EXERCISE BRIEF — Reproduce every line of the records below, with no changes at all.

[START EXTRACTED MATERIAL]

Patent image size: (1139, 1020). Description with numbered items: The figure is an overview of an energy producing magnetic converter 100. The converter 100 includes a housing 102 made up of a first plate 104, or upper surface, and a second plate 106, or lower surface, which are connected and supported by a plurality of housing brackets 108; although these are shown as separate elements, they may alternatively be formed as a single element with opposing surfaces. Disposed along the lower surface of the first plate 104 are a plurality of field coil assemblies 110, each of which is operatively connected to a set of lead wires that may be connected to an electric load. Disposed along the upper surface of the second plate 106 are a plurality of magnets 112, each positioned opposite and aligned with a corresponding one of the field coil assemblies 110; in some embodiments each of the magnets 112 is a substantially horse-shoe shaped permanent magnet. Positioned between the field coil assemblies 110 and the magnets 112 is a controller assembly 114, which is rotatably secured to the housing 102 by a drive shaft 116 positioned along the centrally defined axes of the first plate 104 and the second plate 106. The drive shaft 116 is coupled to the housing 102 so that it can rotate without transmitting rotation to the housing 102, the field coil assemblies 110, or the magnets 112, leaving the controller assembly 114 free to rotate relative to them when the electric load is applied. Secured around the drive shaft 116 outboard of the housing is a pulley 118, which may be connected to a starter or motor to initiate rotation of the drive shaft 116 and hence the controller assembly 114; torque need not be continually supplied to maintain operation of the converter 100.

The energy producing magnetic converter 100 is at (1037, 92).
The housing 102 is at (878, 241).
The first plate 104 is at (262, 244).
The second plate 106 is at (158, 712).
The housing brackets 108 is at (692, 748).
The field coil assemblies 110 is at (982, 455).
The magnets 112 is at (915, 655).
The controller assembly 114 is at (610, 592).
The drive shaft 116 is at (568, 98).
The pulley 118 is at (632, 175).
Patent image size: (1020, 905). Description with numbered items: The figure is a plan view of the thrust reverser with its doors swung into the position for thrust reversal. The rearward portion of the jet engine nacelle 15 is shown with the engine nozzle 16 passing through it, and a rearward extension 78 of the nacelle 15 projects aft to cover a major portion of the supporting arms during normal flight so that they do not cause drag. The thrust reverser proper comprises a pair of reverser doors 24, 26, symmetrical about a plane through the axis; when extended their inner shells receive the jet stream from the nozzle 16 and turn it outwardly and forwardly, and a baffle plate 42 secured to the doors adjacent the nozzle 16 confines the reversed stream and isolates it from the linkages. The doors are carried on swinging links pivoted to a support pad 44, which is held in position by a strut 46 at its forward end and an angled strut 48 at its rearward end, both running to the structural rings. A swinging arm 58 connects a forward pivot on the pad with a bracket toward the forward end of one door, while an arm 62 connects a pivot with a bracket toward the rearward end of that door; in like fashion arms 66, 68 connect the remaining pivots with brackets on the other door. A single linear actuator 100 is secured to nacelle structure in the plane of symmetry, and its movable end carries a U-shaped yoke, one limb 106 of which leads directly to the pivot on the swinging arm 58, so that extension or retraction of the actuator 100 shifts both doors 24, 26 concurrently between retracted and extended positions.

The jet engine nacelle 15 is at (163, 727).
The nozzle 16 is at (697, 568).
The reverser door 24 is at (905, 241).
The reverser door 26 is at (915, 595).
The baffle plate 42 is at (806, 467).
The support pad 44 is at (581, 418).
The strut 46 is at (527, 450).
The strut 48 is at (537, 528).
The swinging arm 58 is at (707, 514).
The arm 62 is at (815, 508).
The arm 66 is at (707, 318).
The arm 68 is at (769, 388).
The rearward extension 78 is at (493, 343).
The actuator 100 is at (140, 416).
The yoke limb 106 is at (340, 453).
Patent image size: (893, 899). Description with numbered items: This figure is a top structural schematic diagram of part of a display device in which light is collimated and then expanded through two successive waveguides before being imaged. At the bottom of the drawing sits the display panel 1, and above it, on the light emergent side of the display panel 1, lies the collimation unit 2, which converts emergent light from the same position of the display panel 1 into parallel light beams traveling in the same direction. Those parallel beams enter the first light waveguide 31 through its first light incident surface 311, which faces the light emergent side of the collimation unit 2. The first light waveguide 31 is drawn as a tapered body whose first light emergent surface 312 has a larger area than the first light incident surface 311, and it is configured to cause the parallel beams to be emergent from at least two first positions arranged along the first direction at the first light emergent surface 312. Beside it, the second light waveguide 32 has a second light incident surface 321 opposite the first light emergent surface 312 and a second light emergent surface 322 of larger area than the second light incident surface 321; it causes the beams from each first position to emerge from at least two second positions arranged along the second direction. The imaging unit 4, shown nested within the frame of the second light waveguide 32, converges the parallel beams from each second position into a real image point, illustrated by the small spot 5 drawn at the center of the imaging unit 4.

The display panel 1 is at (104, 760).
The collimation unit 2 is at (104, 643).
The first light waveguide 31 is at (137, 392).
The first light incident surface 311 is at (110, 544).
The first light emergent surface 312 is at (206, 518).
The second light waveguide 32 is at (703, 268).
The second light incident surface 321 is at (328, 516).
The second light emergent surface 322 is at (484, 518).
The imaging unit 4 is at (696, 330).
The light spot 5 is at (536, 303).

[END EXTRACTED MATERIAL]

EXPECTED ANSWER —
Patent image size: (1139, 1020). Description with numbered items: The figure is an overview of an energy producing magnetic converter 100. The converter 100 includes a housing 102 made up of a first plate 104, or upper surface, and a second plate 106, or lower surface, which are connected and supported by a plurality of housing brackets 108; although these are shown as separate elements, they may alternatively be formed as a single element with opposing surfaces. Disposed along the lower surface of the first plate 104 are a plurality of field coil assemblies 110, each of which is operatively connected to a set of lead wires that may be connected to an electric load. Disposed along the upper surface of the second plate 106 are a plurality of magnets 112, each positioned opposite and aligned with a corresponding one of the field coil assemblies 110; in some embodiments each of the magnets 112 is a substantially horse-shoe shaped permanent magnet. Positioned between the field coil assemblies 110 and the magnets 112 is a controller assembly 114, which is rotatably secured to the housing 102 by a drive shaft 116 positioned along the centrally defined axes of the first plate 104 and the second plate 106. The drive shaft 116 is coupled to the housing 102 so that it can rotate without transmitting rotation to the housing 102, the field coil assemblies 110, or the magnets 112, leaving the controller assembly 114 free to rotate relative to them when the electric load is applied. Secured around the drive shaft 116 outboard of the housing is a pulley 118, which may be connected to a starter or motor to initiate rotation of the drive shaft 116 and hence the controller assembly 114; torque need not be continually supplied to maintain operation of the converter 100.

The energy producing magnetic converter 100 is at (1037, 92).
The housing 102 is at (878, 241).
The first plate 104 is at (262, 244).
The second plate 106 is at (158, 712).
The housing brackets 108 is at (692, 748).
The field coil assemblies 110 is at (982, 455).
The magnets 112 is at (915, 655).
The controller assembly 114 is at (610, 592).
The drive shaft 116 is at (568, 98).
The pulley 118 is at (632, 175).
Patent image size: (1020, 905). Description with numbered items: The figure is a plan view of the thrust reverser with its doors swung into the position for thrust reversal. The rearward portion of the jet engine nacelle 15 is shown with the engine nozzle 16 passing through it, and a rearward extension 78 of the nacelle 15 projects aft to cover a major portion of the supporting arms during normal flight so that they do not cause drag. The thrust reverser proper comprises a pair of reverser doors 24, 26, symmetrical about a plane through the axis; when extended their inner shells receive the jet stream from the nozzle 16 and turn it outwardly and forwardly, and a baffle plate 42 secured to the doors adjacent the nozzle 16 confines the reversed stream and isolates it from the linkages. The doors are carried on swinging links pivoted to a support pad 44, which is held in position by a strut 46 at its forward end and an angled strut 48 at its rearward end, both running to the structural rings. A swinging arm 58 connects a forward pivot on the pad with a bracket toward the forward end of one door, while an arm 62 connects a pivot with a bracket toward the rearward end of that door; in like fashion arms 66, 68 connect the remaining pivots with brackets on the other door. A single linear actuator 100 is secured to nacelle structure in the plane of symmetry, and its movable end carries a U-shaped yoke, one limb 106 of which leads directly to the pivot on the swinging arm 58, so that extension or retraction of the actuator 100 shifts both doors 24, 26 concurrently between retracted and extended positions.

The jet engine nacelle 15 is at (163, 727).
The nozzle 16 is at (697, 568).
The reverser door 24 is at (905, 241).
The reverser door 26 is at (915, 595).
The baffle plate 42 is at (806, 467).
The support pad 44 is at (581, 418).
The strut 46 is at (527, 450).
The strut 48 is at (537, 528).
The swinging arm 58 is at (707, 514).
The arm 62 is at (815, 508).
The arm 66 is at (707, 318).
The arm 68 is at (769, 388).
The rearward extension 78 is at (493, 343).
The actuator 100 is at (140, 416).
The yoke limb 106 is at (340, 453).
Patent image size: (893, 899). Description with numbered items: This figure is a top structural schematic diagram of part of a display device in which light is collimated and then expanded through two successive waveguides before being imaged. At the bottom of the drawing sits the display panel 1, and above it, on the light emergent side of the display panel 1, lies the collimation unit 2, which converts emergent light from the same position of the display panel 1 into parallel light beams traveling in the same direction. Those parallel beams enter the first light waveguide 31 through its first light incident surface 311, which faces the light emergent side of the collimation unit 2. The first light waveguide 31 is drawn as a tapered body whose first light emergent surface 312 has a larger area than the first light incident surface 311, and it is configured to cause the parallel beams to be emergent from at least two first positions arranged along the first direction at the first light emergent surface 312. Beside it, the second light waveguide 32 has a second light incident surface 321 opposite the first light emergent surface 312 and a second light emergent surface 322 of larger area than the second light incident surface 321; it causes the beams from each first position to emerge from at least two second positions arranged along the second direction. The imaging unit 4, shown nested within the frame of the second light waveguide 32, converges the parallel beams from each second position into a real image point, illustrated by the small spot 5 drawn at the center of the imaging unit 4.

The display panel 1 is at (104, 760).
The collimation unit 2 is at (104, 643).
The first light waveguide 31 is at (137, 392).
The first light incident surface 311 is at (110, 544).
The first light emergent surface 312 is at (206, 518).
The second light waveguide 32 is at (703, 268).
The second light incident surface 321 is at (328, 516).
The second light emergent surface 322 is at (484, 518).
The imaging unit 4 is at (696, 330).
The light spot 5 is at (536, 303).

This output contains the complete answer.